Excerpted records:
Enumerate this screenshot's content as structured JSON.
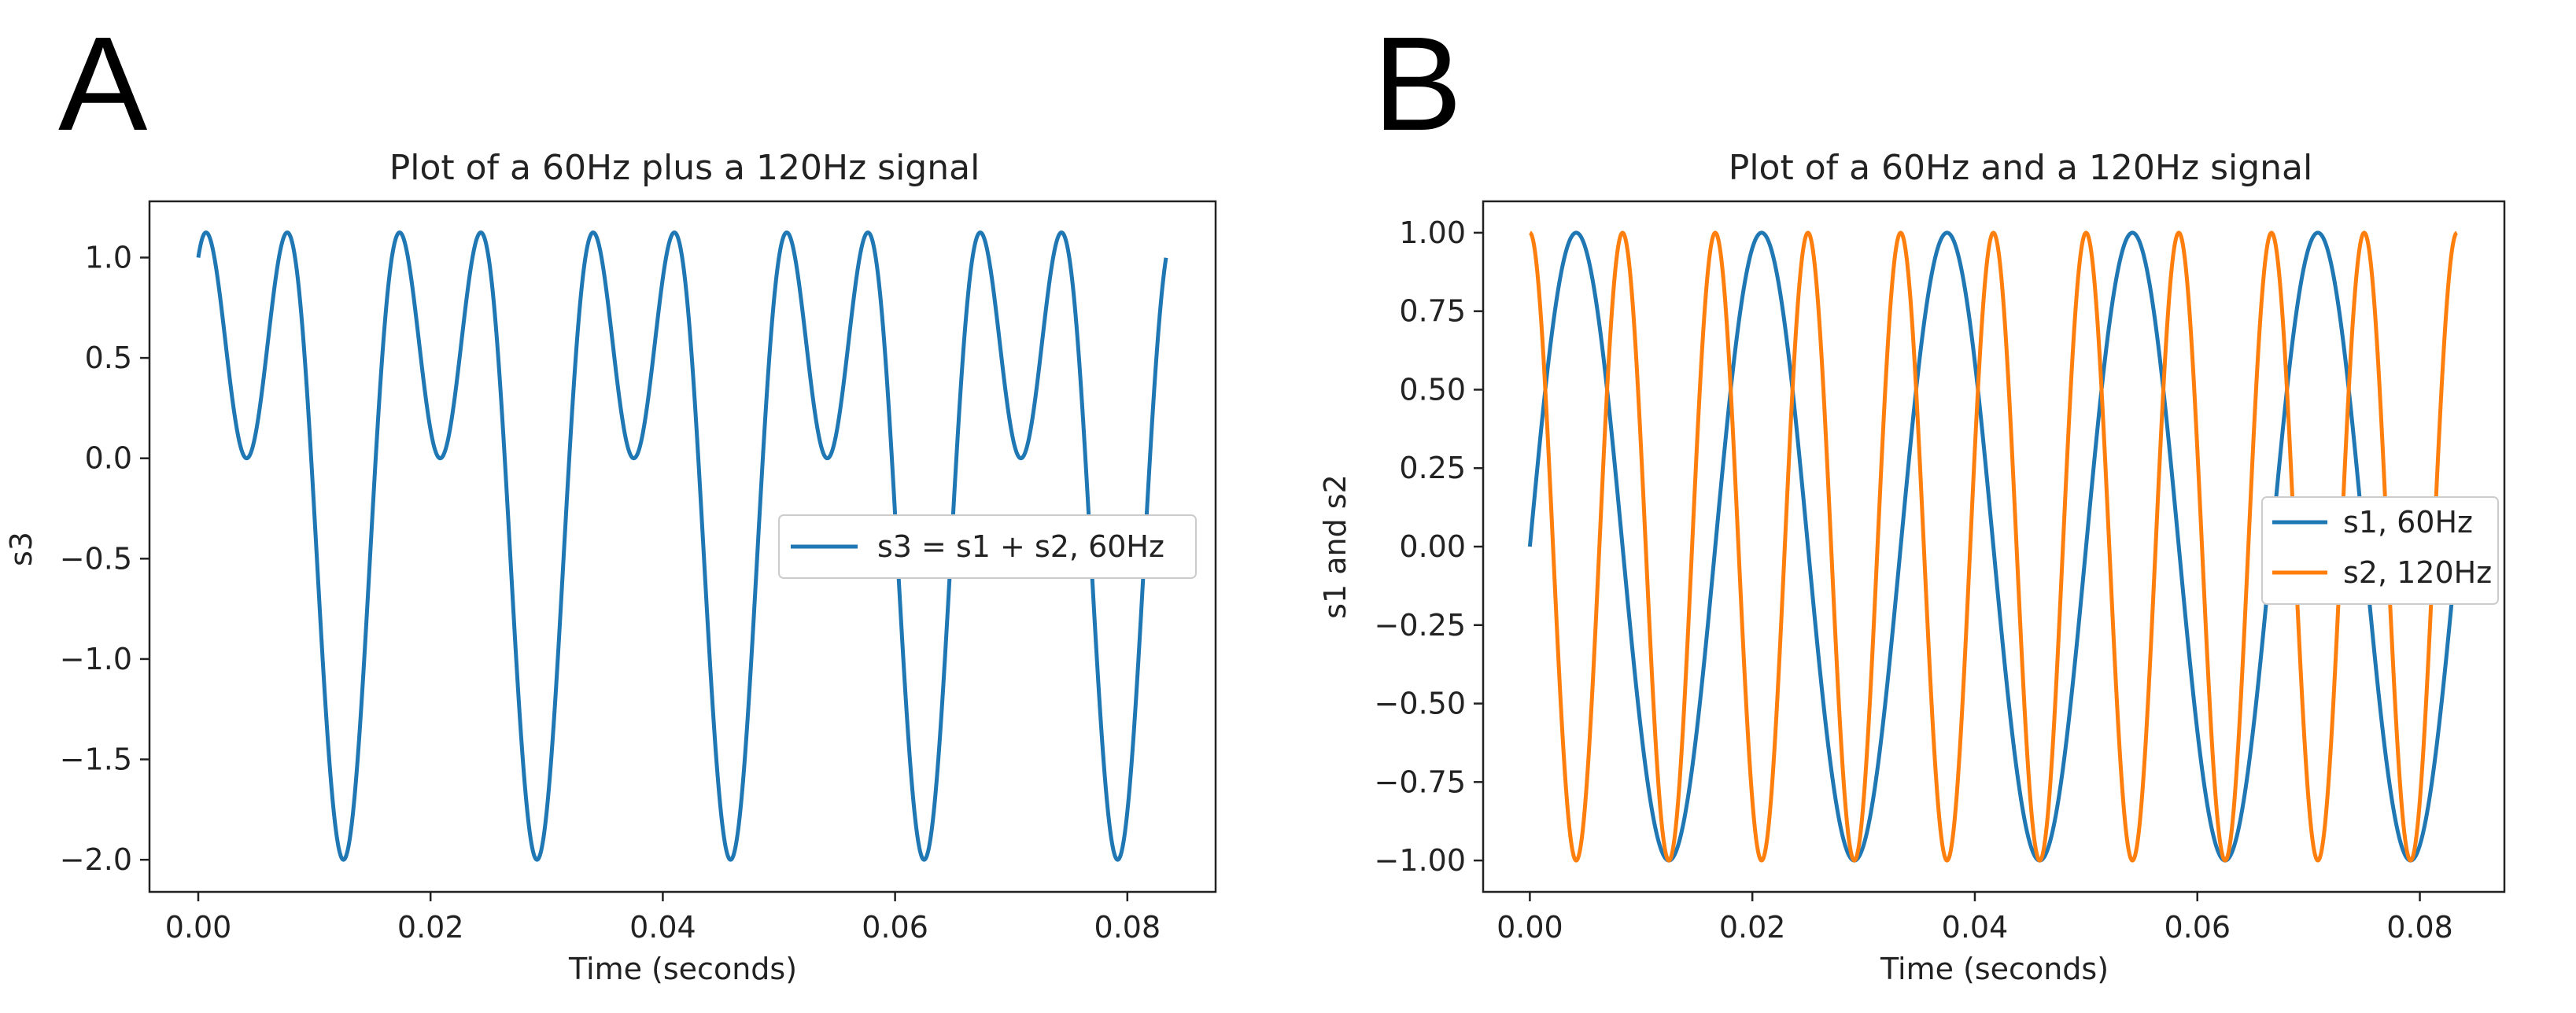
{
  "colors": {
    "blue": "#1f77b4",
    "orange": "#ff7f0e",
    "axis": "#222222",
    "legend_border": "#cccccc"
  },
  "chart_data": [
    {
      "panel": "A",
      "type": "line",
      "title": "Plot of a 60Hz plus a 120Hz signal",
      "xlabel": "Time (seconds)",
      "ylabel": "s3",
      "xlim": [
        -0.0042,
        0.0876
      ],
      "ylim": [
        -2.16,
        1.28
      ],
      "xticks": [
        0.0,
        0.02,
        0.04,
        0.06,
        0.08
      ],
      "xtick_labels": [
        "0.00",
        "0.02",
        "0.04",
        "0.06",
        "0.08"
      ],
      "yticks": [
        1.0,
        0.5,
        0.0,
        -0.5,
        -1.0,
        -1.5,
        -2.0
      ],
      "ytick_labels": [
        "1.0",
        "0.5",
        "0.0",
        "−0.5",
        "−1.0",
        "−1.5",
        "−2.0"
      ],
      "grid": false,
      "legend_position": "center-right",
      "series": [
        {
          "name": "s3 = s1 + s2, 60Hz",
          "color": "#1f77b4",
          "function": "sin(2*pi*60*t) + cos(2*pi*120*t)",
          "t_range": [
            0,
            0.08333
          ]
        }
      ]
    },
    {
      "panel": "B",
      "type": "line",
      "title": "Plot of a 60Hz and a 120Hz signal",
      "xlabel": "Time (seconds)",
      "ylabel": "s1 and s2",
      "xlim": [
        -0.0042,
        0.0876
      ],
      "ylim": [
        -1.1,
        1.1
      ],
      "xticks": [
        0.0,
        0.02,
        0.04,
        0.06,
        0.08
      ],
      "xtick_labels": [
        "0.00",
        "0.02",
        "0.04",
        "0.06",
        "0.08"
      ],
      "yticks": [
        1.0,
        0.75,
        0.5,
        0.25,
        0.0,
        -0.25,
        -0.5,
        -0.75,
        -1.0
      ],
      "ytick_labels": [
        "1.00",
        "0.75",
        "0.50",
        "0.25",
        "0.00",
        "−0.25",
        "−0.50",
        "−0.75",
        "−1.00"
      ],
      "grid": false,
      "legend_position": "center-right",
      "series": [
        {
          "name": "s1, 60Hz",
          "color": "#1f77b4",
          "function": "sin(2*pi*60*t)",
          "t_range": [
            0,
            0.08333
          ]
        },
        {
          "name": "s2, 120Hz",
          "color": "#ff7f0e",
          "function": "cos(2*pi*120*t)",
          "t_range": [
            0,
            0.08333
          ]
        }
      ]
    }
  ]
}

Your goal: Copy all the records above exactly, but leave out the pictures.

Task solution:
Enumerate this screenshot's content as structured JSON.
{
  "colors": {
    "blue": "#1f77b4",
    "orange": "#ff7f0e",
    "axis": "#222222",
    "legend_border": "#cccccc"
  },
  "chart_data": [
    {
      "panel": "A",
      "type": "line",
      "title": "Plot of a 60Hz plus a 120Hz signal",
      "xlabel": "Time (seconds)",
      "ylabel": "s3",
      "xlim": [
        -0.0042,
        0.0876
      ],
      "ylim": [
        -2.16,
        1.28
      ],
      "xticks": [
        0.0,
        0.02,
        0.04,
        0.06,
        0.08
      ],
      "xtick_labels": [
        "0.00",
        "0.02",
        "0.04",
        "0.06",
        "0.08"
      ],
      "yticks": [
        1.0,
        0.5,
        0.0,
        -0.5,
        -1.0,
        -1.5,
        -2.0
      ],
      "ytick_labels": [
        "1.0",
        "0.5",
        "0.0",
        "−0.5",
        "−1.0",
        "−1.5",
        "−2.0"
      ],
      "grid": false,
      "legend_position": "center-right",
      "series": [
        {
          "name": "s3 = s1 + s2, 60Hz",
          "color": "#1f77b4",
          "function": "sin(2*pi*60*t) + cos(2*pi*120*t)",
          "t_range": [
            0,
            0.08333
          ]
        }
      ]
    },
    {
      "panel": "B",
      "type": "line",
      "title": "Plot of a 60Hz and a 120Hz signal",
      "xlabel": "Time (seconds)",
      "ylabel": "s1 and s2",
      "xlim": [
        -0.0042,
        0.0876
      ],
      "ylim": [
        -1.1,
        1.1
      ],
      "xticks": [
        0.0,
        0.02,
        0.04,
        0.06,
        0.08
      ],
      "xtick_labels": [
        "0.00",
        "0.02",
        "0.04",
        "0.06",
        "0.08"
      ],
      "yticks": [
        1.0,
        0.75,
        0.5,
        0.25,
        0.0,
        -0.25,
        -0.5,
        -0.75,
        -1.0
      ],
      "ytick_labels": [
        "1.00",
        "0.75",
        "0.50",
        "0.25",
        "0.00",
        "−0.25",
        "−0.50",
        "−0.75",
        "−1.00"
      ],
      "grid": false,
      "legend_position": "center-right",
      "series": [
        {
          "name": "s1, 60Hz",
          "color": "#1f77b4",
          "function": "sin(2*pi*60*t)",
          "t_range": [
            0,
            0.08333
          ]
        },
        {
          "name": "s2, 120Hz",
          "color": "#ff7f0e",
          "function": "cos(2*pi*120*t)",
          "t_range": [
            0,
            0.08333
          ]
        }
      ]
    }
  ]
}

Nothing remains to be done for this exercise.